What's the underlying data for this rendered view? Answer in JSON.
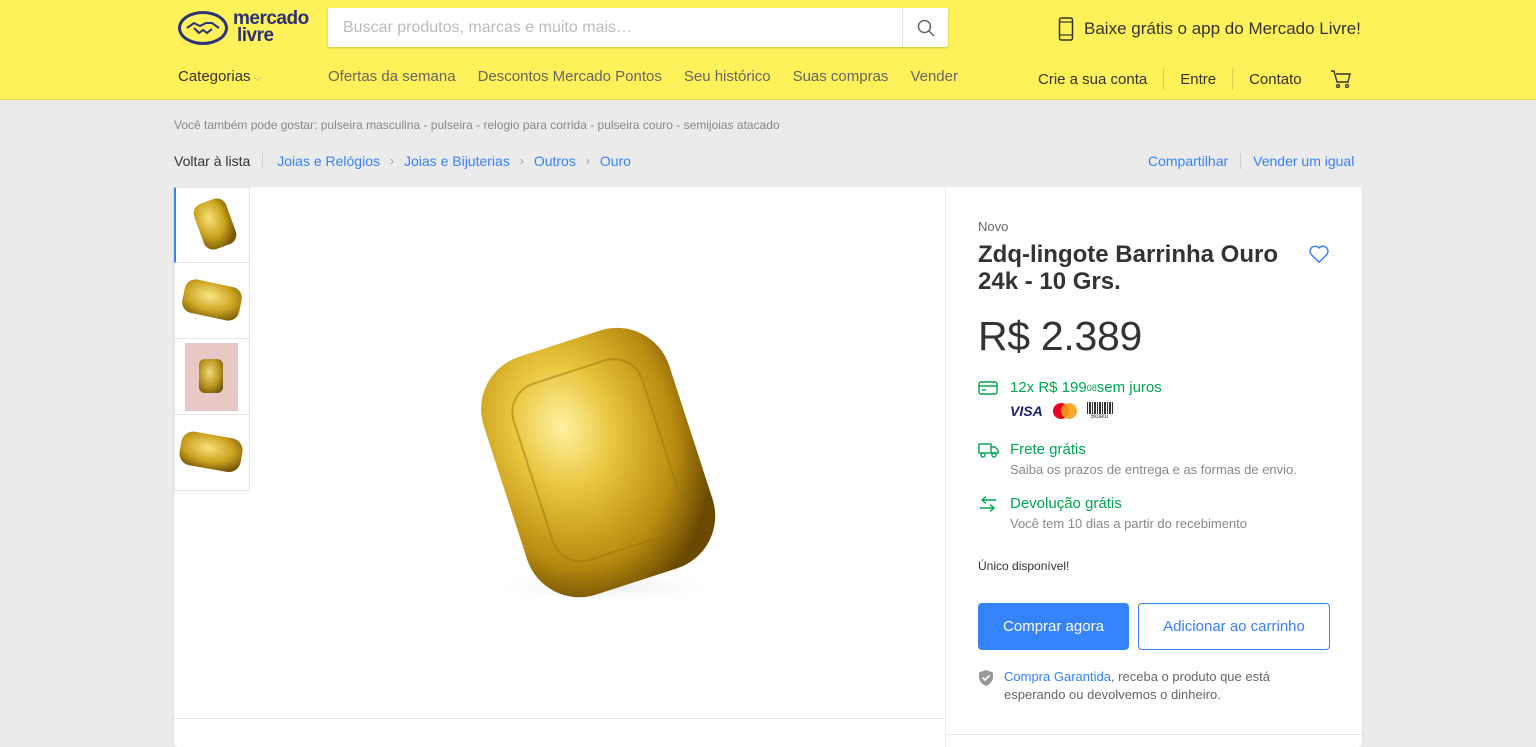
{
  "header": {
    "logo_line1": "mercado",
    "logo_line2": "livre",
    "search_placeholder": "Buscar produtos, marcas e muito mais…",
    "app_promo": "Baixe grátis o app do Mercado Livre!",
    "categories": "Categorias",
    "nav_links": [
      "Ofertas da semana",
      "Descontos Mercado Pontos",
      "Seu histórico",
      "Suas compras",
      "Vender"
    ],
    "account_links": [
      "Crie a sua conta",
      "Entre",
      "Contato"
    ]
  },
  "suggestions": "Você também pode gostar: pulseira masculina - pulseira - relogio para corrida - pulseira couro - semijoias atacado",
  "breadcrumb": {
    "back": "Voltar à lista",
    "items": [
      "Joias e Relógios",
      "Joias e Bijuterias",
      "Outros",
      "Ouro"
    ],
    "share": "Compartilhar",
    "sell_similar": "Vender um igual"
  },
  "product": {
    "condition": "Novo",
    "title": "Zdq-lingote Barrinha Ouro 24k - 10 Grs.",
    "price": "R$ 2.389",
    "installments_prefix": "12x R$ 199",
    "installments_cents": "08",
    "installments_suffix": " sem juros",
    "payment_visa": "VISA",
    "payment_boleto": "Boleto",
    "shipping_title": "Frete grátis",
    "shipping_sub": "Saiba os prazos de entrega e as formas de envio.",
    "return_title": "Devolução grátis",
    "return_sub": "Você tem 10 dias a partir do recebimento",
    "stock": "Único disponível!",
    "buy_now": "Comprar agora",
    "add_to_cart": "Adicionar ao carrinho",
    "guarantee_link": "Compra Garantida",
    "guarantee_text": ", receba o produto que está esperando ou devolvemos o dinheiro."
  },
  "colors": {
    "header_bg": "#fff159",
    "accent_blue": "#3483fa",
    "green": "#00a650"
  }
}
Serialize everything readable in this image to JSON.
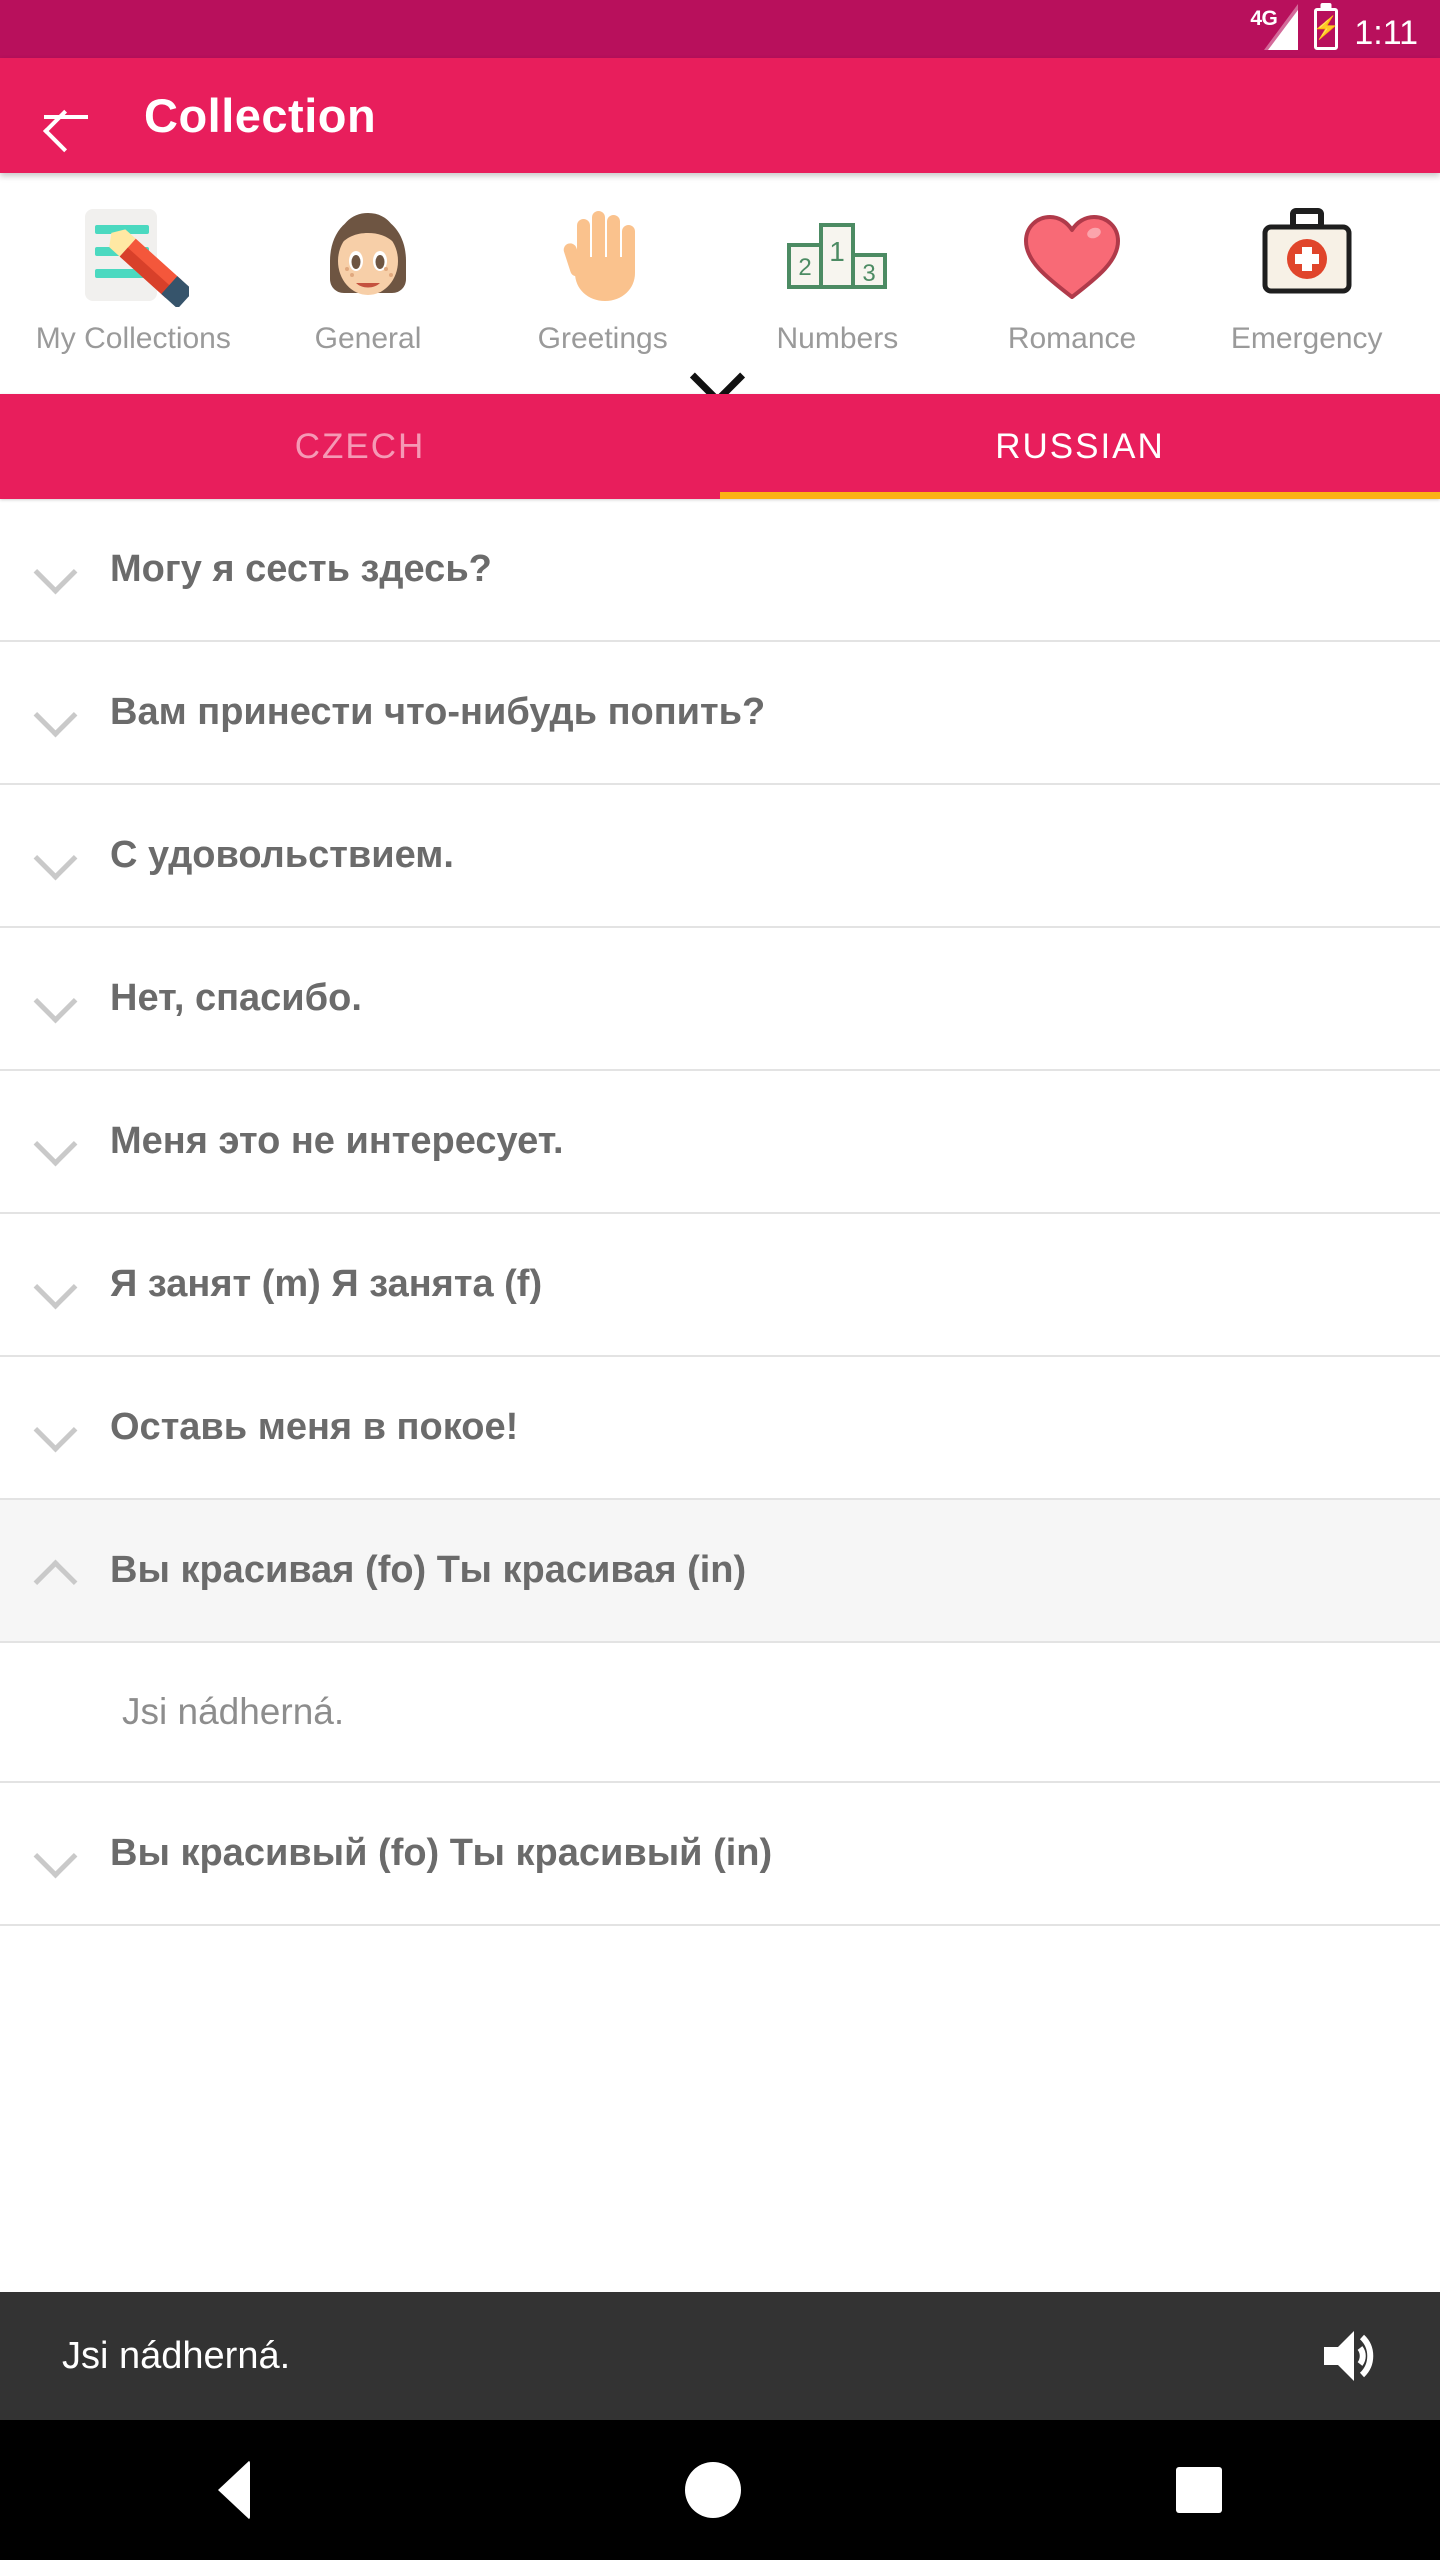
{
  "status_bar": {
    "network": "4G",
    "battery_icon": "battery-charging-icon",
    "time": "1:11"
  },
  "app_bar": {
    "back_icon": "back-arrow-icon",
    "title": "Collection"
  },
  "categories": {
    "expand_icon": "chevron-down-icon",
    "items": [
      {
        "label": "My Collections",
        "icon": "notepad-pencil-icon"
      },
      {
        "label": "General",
        "icon": "girl-face-icon"
      },
      {
        "label": "Greetings",
        "icon": "raised-hand-icon"
      },
      {
        "label": "Numbers",
        "icon": "podium-123-icon"
      },
      {
        "label": "Romance",
        "icon": "heart-icon"
      },
      {
        "label": "Emergency",
        "icon": "first-aid-kit-icon"
      }
    ]
  },
  "tabs": {
    "items": [
      {
        "label": "CZECH",
        "active": false
      },
      {
        "label": "RUSSIAN",
        "active": true
      }
    ],
    "indicator_color": "#FBB216"
  },
  "phrases": [
    {
      "text": "Могу я сесть здесь?",
      "expanded": false
    },
    {
      "text": "Вам принести что-нибудь попить?",
      "expanded": false
    },
    {
      "text": "С удовольствием.",
      "expanded": false
    },
    {
      "text": "Нет, спасибо.",
      "expanded": false
    },
    {
      "text": "Меня это не интересует.",
      "expanded": false
    },
    {
      "text": "Я занят (m)  Я занята (f)",
      "expanded": false
    },
    {
      "text": "Оставь меня в покое!",
      "expanded": false
    },
    {
      "text": "Вы красивая (fo)  Ты красивая (in)",
      "expanded": true,
      "translation": "Jsi nádherná."
    },
    {
      "text": "Вы красивый (fo)  Ты красивый (in)",
      "expanded": false
    }
  ],
  "player": {
    "text": "Jsi nádherná.",
    "speaker_icon": "volume-up-icon"
  },
  "navbar": {
    "back": "nav-back-icon",
    "home": "nav-home-icon",
    "recents": "nav-recents-icon"
  },
  "colors": {
    "status_bar": "#B8105C",
    "app_bar": "#E81E5C",
    "accent": "#FBB216",
    "player_bg": "#333333"
  }
}
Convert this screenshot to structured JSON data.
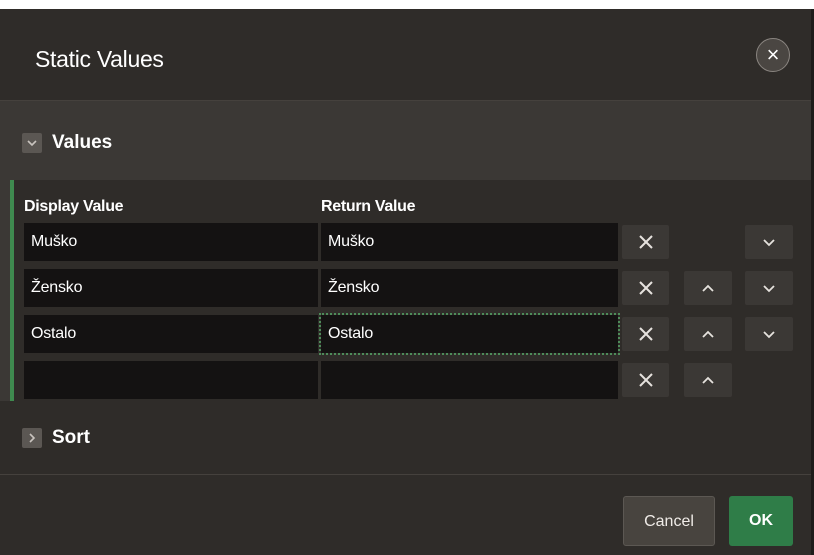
{
  "dialog": {
    "title": "Static Values",
    "close_symbol": "×"
  },
  "values_region": {
    "label": "Values",
    "collapsed": false,
    "columns": {
      "display": "Display Value",
      "return": "Return Value"
    },
    "rows": [
      {
        "display": "Muško",
        "return": "Muško",
        "can_move_up": false,
        "can_move_down": true
      },
      {
        "display": "Žensko",
        "return": "Žensko",
        "can_move_up": true,
        "can_move_down": true
      },
      {
        "display": "Ostalo",
        "return": "Ostalo",
        "can_move_up": true,
        "can_move_down": true
      },
      {
        "display": "",
        "return": "",
        "can_move_up": true,
        "can_move_down": false
      }
    ],
    "focused_cell": "row3-return"
  },
  "sort_region": {
    "label": "Sort",
    "collapsed": true
  },
  "footer": {
    "cancel_label": "Cancel",
    "ok_label": "OK"
  },
  "icons": {
    "close": "close-icon",
    "remove": "remove-row-icon",
    "up": "chevron-up-icon",
    "down": "chevron-down-icon",
    "expanded": "chevron-down-icon",
    "collapsed": "chevron-right-icon"
  },
  "colors": {
    "dialog_bg": "#2f2c29",
    "region_bg": "#3b3835",
    "cell_bg": "#141212",
    "accent_green": "#2f7d48",
    "focus_outline": "#4e8c5a"
  }
}
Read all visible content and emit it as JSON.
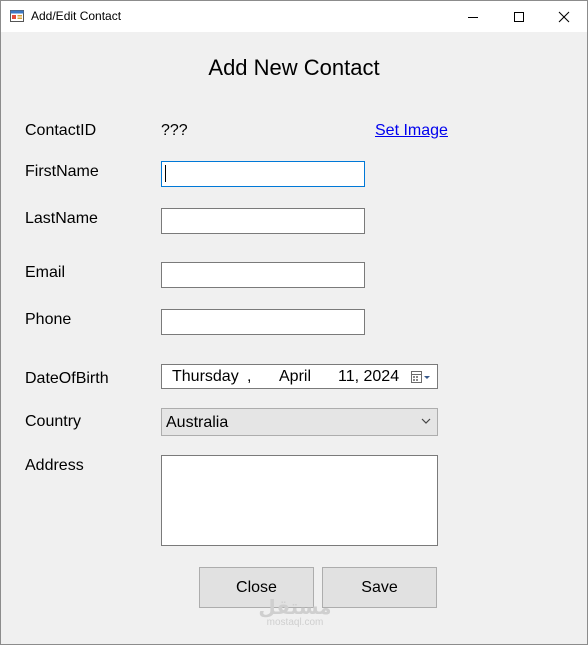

◇ ◇ ◇ ◇

**Directions:**
Without including any pictures, print all of the material exactly as given.

**Reply to the exercise:**
What's the underlying data for this rendered view? Answer in JSON.
{
  "header": {
    "logo_line1": "mercado",
    "logo_line2": "livre",
    "search_placeholder": "Buscar produtos, marcas e muito mais…",
    "app_promo": "Baixe grátis o app do Mercado Livre!",
    "categories": "Categorias",
    "nav_links": [
      "Ofertas da semana",
      "Descontos Mercado Pontos",
      "Seu histórico",
      "Suas compras",
      "Vender"
    ],
    "account_links": [
      "Crie a sua conta",
      "Entre",
      "Contato"
    ]
  },
  "suggestions": "Você também pode gostar: pulseira masculina - pulseira - relogio para corrida - pulseira couro - semijoias atacado",
  "breadcrumb": {
    "back": "Voltar à lista",
    "items": [
      "Joias e Relógios",
      "Joias e Bijuterias",
      "Outros",
      "Ouro"
    ],
    "share": "Compartilhar",
    "sell_similar": "Vender um igual"
  },
  "product": {
    "condition": "Novo",
    "title": "Zdq-lingote Barrinha Ouro 24k - 10 Grs.",
    "price": "R$ 2.389",
    "installments_prefix": "12x R$ 199",
    "installments_cents": "08",
    "installments_suffix": " sem juros",
    "payment_visa": "VISA",
    "payment_boleto": "Boleto",
    "shipping_title": "Frete grátis",
    "shipping_sub": "Saiba os prazos de entrega e as formas de envio.",
    "return_title": "Devolução grátis",
    "return_sub": "Você tem 10 dias a partir do recebimento",
    "stock": "Único disponível!",
    "buy_now": "Comprar agora",
    "add_to_cart": "Adicionar ao carrinho",
    "guarantee_link": "Compra Garantida",
    "guarantee_text": ", receba o produto que está esperando ou devolvemos o dinheiro."
  },
  "colors": {
    "header_bg": "#fff159",
    "accent_blue": "#3483fa",
    "green": "#00a650"
  }
}
Serialize everything readable in this image to JSON.
{
  "status_bar": {
    "network": "4G",
    "battery_icon": "battery-charging-icon",
    "time": "1:11"
  },
  "app_bar": {
    "back_icon": "back-arrow-icon",
    "title": "Collection"
  },
  "categories": {
    "expand_icon": "chevron-down-icon",
    "items": [
      {
        "label": "My Collections",
        "icon": "notepad-pencil-icon"
      },
      {
        "label": "General",
        "icon": "girl-face-icon"
      },
      {
        "label": "Greetings",
        "icon": "raised-hand-icon"
      },
      {
        "label": "Numbers",
        "icon": "podium-123-icon"
      },
      {
        "label": "Romance",
        "icon": "heart-icon"
      },
      {
        "label": "Emergency",
        "icon": "first-aid-kit-icon"
      }
    ]
  },
  "tabs": {
    "items": [
      {
        "label": "CZECH",
        "active": false
      },
      {
        "label": "RUSSIAN",
        "active": true
      }
    ],
    "indicator_color": "#FBB216"
  },
  "phrases": [
    {
      "text": "Могу я сесть здесь?",
      "expanded": false
    },
    {
      "text": "Вам принести что-нибудь попить?",
      "expanded": false
    },
    {
      "text": "С удовольствием.",
      "expanded": false
    },
    {
      "text": "Нет, спасибо.",
      "expanded": false
    },
    {
      "text": "Меня это не интересует.",
      "expanded": false
    },
    {
      "text": "Я занят (m)  Я занята (f)",
      "expanded": false
    },
    {
      "text": "Оставь меня в покое!",
      "expanded": false
    },
    {
      "text": "Вы красивая (fo)  Ты красивая (in)",
      "expanded": true,
      "translation": "Jsi nádherná."
    },
    {
      "text": "Вы красивый (fo)  Ты красивый (in)",
      "expanded": false
    }
  ],
  "player": {
    "text": "Jsi nádherná.",
    "speaker_icon": "volume-up-icon"
  },
  "navbar": {
    "back": "nav-back-icon",
    "home": "nav-home-icon",
    "recents": "nav-recents-icon"
  },
  "colors": {
    "status_bar": "#B8105C",
    "app_bar": "#E81E5C",
    "accent": "#FBB216",
    "player_bg": "#333333"
  }
}
Convert this screenshot to structured JSON data.
{
  "dialog": {
    "title": "Static Values",
    "close_symbol": "×"
  },
  "values_region": {
    "label": "Values",
    "collapsed": false,
    "columns": {
      "display": "Display Value",
      "return": "Return Value"
    },
    "rows": [
      {
        "display": "Muško",
        "return": "Muško",
        "can_move_up": false,
        "can_move_down": true
      },
      {
        "display": "Žensko",
        "return": "Žensko",
        "can_move_up": true,
        "can_move_down": true
      },
      {
        "display": "Ostalo",
        "return": "Ostalo",
        "can_move_up": true,
        "can_move_down": true
      },
      {
        "display": "",
        "return": "",
        "can_move_up": true,
        "can_move_down": false
      }
    ],
    "focused_cell": "row3-return"
  },
  "sort_region": {
    "label": "Sort",
    "collapsed": true
  },
  "footer": {
    "cancel_label": "Cancel",
    "ok_label": "OK"
  },
  "icons": {
    "close": "close-icon",
    "remove": "remove-row-icon",
    "up": "chevron-up-icon",
    "down": "chevron-down-icon",
    "expanded": "chevron-down-icon",
    "collapsed": "chevron-right-icon"
  },
  "colors": {
    "dialog_bg": "#2f2c29",
    "region_bg": "#3b3835",
    "cell_bg": "#141212",
    "accent_green": "#2f7d48",
    "focus_outline": "#4e8c5a"
  }
}
Read all visible content and emit it as JSON.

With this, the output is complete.